#### TASK INPUTS:

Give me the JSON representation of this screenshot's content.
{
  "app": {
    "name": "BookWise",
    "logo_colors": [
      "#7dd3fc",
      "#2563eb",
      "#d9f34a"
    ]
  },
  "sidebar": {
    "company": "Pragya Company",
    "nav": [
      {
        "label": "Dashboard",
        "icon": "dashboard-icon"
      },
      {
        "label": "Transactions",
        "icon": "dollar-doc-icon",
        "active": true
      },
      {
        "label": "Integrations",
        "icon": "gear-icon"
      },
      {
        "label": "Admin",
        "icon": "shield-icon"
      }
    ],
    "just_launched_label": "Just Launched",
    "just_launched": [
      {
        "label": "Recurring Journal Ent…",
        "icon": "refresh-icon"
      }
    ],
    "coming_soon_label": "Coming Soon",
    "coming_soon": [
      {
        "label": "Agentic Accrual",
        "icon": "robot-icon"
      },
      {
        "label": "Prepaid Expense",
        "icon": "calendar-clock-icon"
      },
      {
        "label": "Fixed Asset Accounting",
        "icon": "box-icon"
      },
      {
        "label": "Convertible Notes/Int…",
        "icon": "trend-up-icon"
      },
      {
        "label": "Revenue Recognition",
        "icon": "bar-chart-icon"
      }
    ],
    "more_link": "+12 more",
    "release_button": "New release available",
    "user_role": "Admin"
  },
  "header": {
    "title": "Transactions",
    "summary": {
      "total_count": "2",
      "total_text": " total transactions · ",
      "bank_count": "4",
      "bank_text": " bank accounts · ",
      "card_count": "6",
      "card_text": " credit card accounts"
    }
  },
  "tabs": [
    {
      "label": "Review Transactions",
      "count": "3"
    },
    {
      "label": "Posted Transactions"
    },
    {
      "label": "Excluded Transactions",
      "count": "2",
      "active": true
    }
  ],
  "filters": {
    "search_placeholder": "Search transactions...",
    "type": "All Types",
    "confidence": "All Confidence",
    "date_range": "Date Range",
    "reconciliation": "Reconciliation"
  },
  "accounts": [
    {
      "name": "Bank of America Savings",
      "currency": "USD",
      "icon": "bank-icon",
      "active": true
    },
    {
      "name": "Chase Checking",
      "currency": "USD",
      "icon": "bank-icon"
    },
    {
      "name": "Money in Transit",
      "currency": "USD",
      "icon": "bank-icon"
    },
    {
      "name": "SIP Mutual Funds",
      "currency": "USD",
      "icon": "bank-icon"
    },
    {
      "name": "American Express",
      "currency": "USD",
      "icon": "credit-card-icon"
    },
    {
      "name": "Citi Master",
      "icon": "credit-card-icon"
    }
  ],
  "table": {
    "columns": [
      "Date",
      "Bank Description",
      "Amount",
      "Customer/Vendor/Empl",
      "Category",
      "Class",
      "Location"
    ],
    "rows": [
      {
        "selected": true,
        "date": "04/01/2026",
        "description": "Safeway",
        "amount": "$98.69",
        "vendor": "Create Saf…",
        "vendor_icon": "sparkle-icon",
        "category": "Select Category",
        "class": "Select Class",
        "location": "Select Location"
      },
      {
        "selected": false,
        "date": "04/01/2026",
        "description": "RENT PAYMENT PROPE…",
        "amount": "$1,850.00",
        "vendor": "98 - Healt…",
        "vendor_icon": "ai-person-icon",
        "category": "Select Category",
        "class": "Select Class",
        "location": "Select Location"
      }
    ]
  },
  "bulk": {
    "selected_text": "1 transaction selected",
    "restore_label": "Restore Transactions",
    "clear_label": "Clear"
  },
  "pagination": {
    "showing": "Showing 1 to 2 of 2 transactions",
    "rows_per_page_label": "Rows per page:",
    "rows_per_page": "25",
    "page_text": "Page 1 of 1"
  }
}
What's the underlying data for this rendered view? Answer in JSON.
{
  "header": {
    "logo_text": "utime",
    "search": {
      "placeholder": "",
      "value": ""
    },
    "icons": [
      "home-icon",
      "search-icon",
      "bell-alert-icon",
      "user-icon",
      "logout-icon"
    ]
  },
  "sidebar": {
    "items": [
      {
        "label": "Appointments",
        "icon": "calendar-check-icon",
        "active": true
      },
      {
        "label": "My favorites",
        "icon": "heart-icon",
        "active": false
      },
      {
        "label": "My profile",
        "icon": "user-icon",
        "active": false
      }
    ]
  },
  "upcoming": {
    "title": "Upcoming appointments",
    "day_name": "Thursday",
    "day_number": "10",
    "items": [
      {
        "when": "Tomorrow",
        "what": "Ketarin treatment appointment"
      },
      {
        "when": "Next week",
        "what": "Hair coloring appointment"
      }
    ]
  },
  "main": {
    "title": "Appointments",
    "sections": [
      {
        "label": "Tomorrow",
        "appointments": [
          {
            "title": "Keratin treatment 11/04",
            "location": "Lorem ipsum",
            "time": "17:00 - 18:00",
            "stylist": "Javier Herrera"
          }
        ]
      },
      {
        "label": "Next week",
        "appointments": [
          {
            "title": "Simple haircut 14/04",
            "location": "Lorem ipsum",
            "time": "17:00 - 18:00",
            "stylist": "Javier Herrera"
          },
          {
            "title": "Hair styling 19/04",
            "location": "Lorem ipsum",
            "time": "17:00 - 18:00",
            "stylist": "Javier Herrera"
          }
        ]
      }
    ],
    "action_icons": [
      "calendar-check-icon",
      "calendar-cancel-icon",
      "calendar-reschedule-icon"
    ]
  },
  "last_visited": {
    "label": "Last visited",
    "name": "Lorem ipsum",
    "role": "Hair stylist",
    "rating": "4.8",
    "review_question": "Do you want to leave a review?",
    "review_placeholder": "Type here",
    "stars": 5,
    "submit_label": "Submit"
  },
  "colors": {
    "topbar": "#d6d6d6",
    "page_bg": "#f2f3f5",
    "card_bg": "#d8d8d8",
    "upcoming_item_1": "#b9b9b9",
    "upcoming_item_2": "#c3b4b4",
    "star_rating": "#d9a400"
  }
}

#### WHAT YOU ARE ASKED TO DO:
Set down the listing in full, keeping every word exactly as it is.

#### REPLY:
Give me the JSON representation of this screenshot's content.
{
  "app": {
    "name": "BookWise",
    "logo_colors": [
      "#7dd3fc",
      "#2563eb",
      "#d9f34a"
    ]
  },
  "sidebar": {
    "company": "Pragya Company",
    "nav": [
      {
        "label": "Dashboard",
        "icon": "dashboard-icon"
      },
      {
        "label": "Transactions",
        "icon": "dollar-doc-icon",
        "active": true
      },
      {
        "label": "Integrations",
        "icon": "gear-icon"
      },
      {
        "label": "Admin",
        "icon": "shield-icon"
      }
    ],
    "just_launched_label": "Just Launched",
    "just_launched": [
      {
        "label": "Recurring Journal Ent…",
        "icon": "refresh-icon"
      }
    ],
    "coming_soon_label": "Coming Soon",
    "coming_soon": [
      {
        "label": "Agentic Accrual",
        "icon": "robot-icon"
      },
      {
        "label": "Prepaid Expense",
        "icon": "calendar-clock-icon"
      },
      {
        "label": "Fixed Asset Accounting",
        "icon": "box-icon"
      },
      {
        "label": "Convertible Notes/Int…",
        "icon": "trend-up-icon"
      },
      {
        "label": "Revenue Recognition",
        "icon": "bar-chart-icon"
      }
    ],
    "more_link": "+12 more",
    "release_button": "New release available",
    "user_role": "Admin"
  },
  "header": {
    "title": "Transactions",
    "summary": {
      "total_count": "2",
      "total_text": " total transactions · ",
      "bank_count": "4",
      "bank_text": " bank accounts · ",
      "card_count": "6",
      "card_text": " credit card accounts"
    }
  },
  "tabs": [
    {
      "label": "Review Transactions",
      "count": "3"
    },
    {
      "label": "Posted Transactions"
    },
    {
      "label": "Excluded Transactions",
      "count": "2",
      "active": true
    }
  ],
  "filters": {
    "search_placeholder": "Search transactions...",
    "type": "All Types",
    "confidence": "All Confidence",
    "date_range": "Date Range",
    "reconciliation": "Reconciliation"
  },
  "accounts": [
    {
      "name": "Bank of America Savings",
      "currency": "USD",
      "icon": "bank-icon",
      "active": true
    },
    {
      "name": "Chase Checking",
      "currency": "USD",
      "icon": "bank-icon"
    },
    {
      "name": "Money in Transit",
      "currency": "USD",
      "icon": "bank-icon"
    },
    {
      "name": "SIP Mutual Funds",
      "currency": "USD",
      "icon": "bank-icon"
    },
    {
      "name": "American Express",
      "currency": "USD",
      "icon": "credit-card-icon"
    },
    {
      "name": "Citi Master",
      "icon": "credit-card-icon"
    }
  ],
  "table": {
    "columns": [
      "Date",
      "Bank Description",
      "Amount",
      "Customer/Vendor/Empl",
      "Category",
      "Class",
      "Location"
    ],
    "rows": [
      {
        "selected": true,
        "date": "04/01/2026",
        "description": "Safeway",
        "amount": "$98.69",
        "vendor": "Create Saf…",
        "vendor_icon": "sparkle-icon",
        "category": "Select Category",
        "class": "Select Class",
        "location": "Select Location"
      },
      {
        "selected": false,
        "date": "04/01/2026",
        "description": "RENT PAYMENT PROPE…",
        "amount": "$1,850.00",
        "vendor": "98 - Healt…",
        "vendor_icon": "ai-person-icon",
        "category": "Select Category",
        "class": "Select Class",
        "location": "Select Location"
      }
    ]
  },
  "bulk": {
    "selected_text": "1 transaction selected",
    "restore_label": "Restore Transactions",
    "clear_label": "Clear"
  },
  "pagination": {
    "showing": "Showing 1 to 2 of 2 transactions",
    "rows_per_page_label": "Rows per page:",
    "rows_per_page": "25",
    "page_text": "Page 1 of 1"
  }
}
What's the underlying data for this rendered view? Answer in JSON.
{
  "header": {
    "logo_text": "utime",
    "search": {
      "placeholder": "",
      "value": ""
    },
    "icons": [
      "home-icon",
      "search-icon",
      "bell-alert-icon",
      "user-icon",
      "logout-icon"
    ]
  },
  "sidebar": {
    "items": [
      {
        "label": "Appointments",
        "icon": "calendar-check-icon",
        "active": true
      },
      {
        "label": "My favorites",
        "icon": "heart-icon",
        "active": false
      },
      {
        "label": "My profile",
        "icon": "user-icon",
        "active": false
      }
    ]
  },
  "upcoming": {
    "title": "Upcoming appointments",
    "day_name": "Thursday",
    "day_number": "10",
    "items": [
      {
        "when": "Tomorrow",
        "what": "Ketarin treatment appointment"
      },
      {
        "when": "Next week",
        "what": "Hair coloring appointment"
      }
    ]
  },
  "main": {
    "title": "Appointments",
    "sections": [
      {
        "label": "Tomorrow",
        "appointments": [
          {
            "title": "Keratin treatment 11/04",
            "location": "Lorem ipsum",
            "time": "17:00 - 18:00",
            "stylist": "Javier Herrera"
          }
        ]
      },
      {
        "label": "Next week",
        "appointments": [
          {
            "title": "Simple haircut 14/04",
            "location": "Lorem ipsum",
            "time": "17:00 - 18:00",
            "stylist": "Javier Herrera"
          },
          {
            "title": "Hair styling 19/04",
            "location": "Lorem ipsum",
            "time": "17:00 - 18:00",
            "stylist": "Javier Herrera"
          }
        ]
      }
    ],
    "action_icons": [
      "calendar-check-icon",
      "calendar-cancel-icon",
      "calendar-reschedule-icon"
    ]
  },
  "last_visited": {
    "label": "Last visited",
    "name": "Lorem ipsum",
    "role": "Hair stylist",
    "rating": "4.8",
    "review_question": "Do you want to leave a review?",
    "review_placeholder": "Type here",
    "stars": 5,
    "submit_label": "Submit"
  },
  "colors": {
    "topbar": "#d6d6d6",
    "page_bg": "#f2f3f5",
    "card_bg": "#d8d8d8",
    "upcoming_item_1": "#b9b9b9",
    "upcoming_item_2": "#c3b4b4",
    "star_rating": "#d9a400"
  }
}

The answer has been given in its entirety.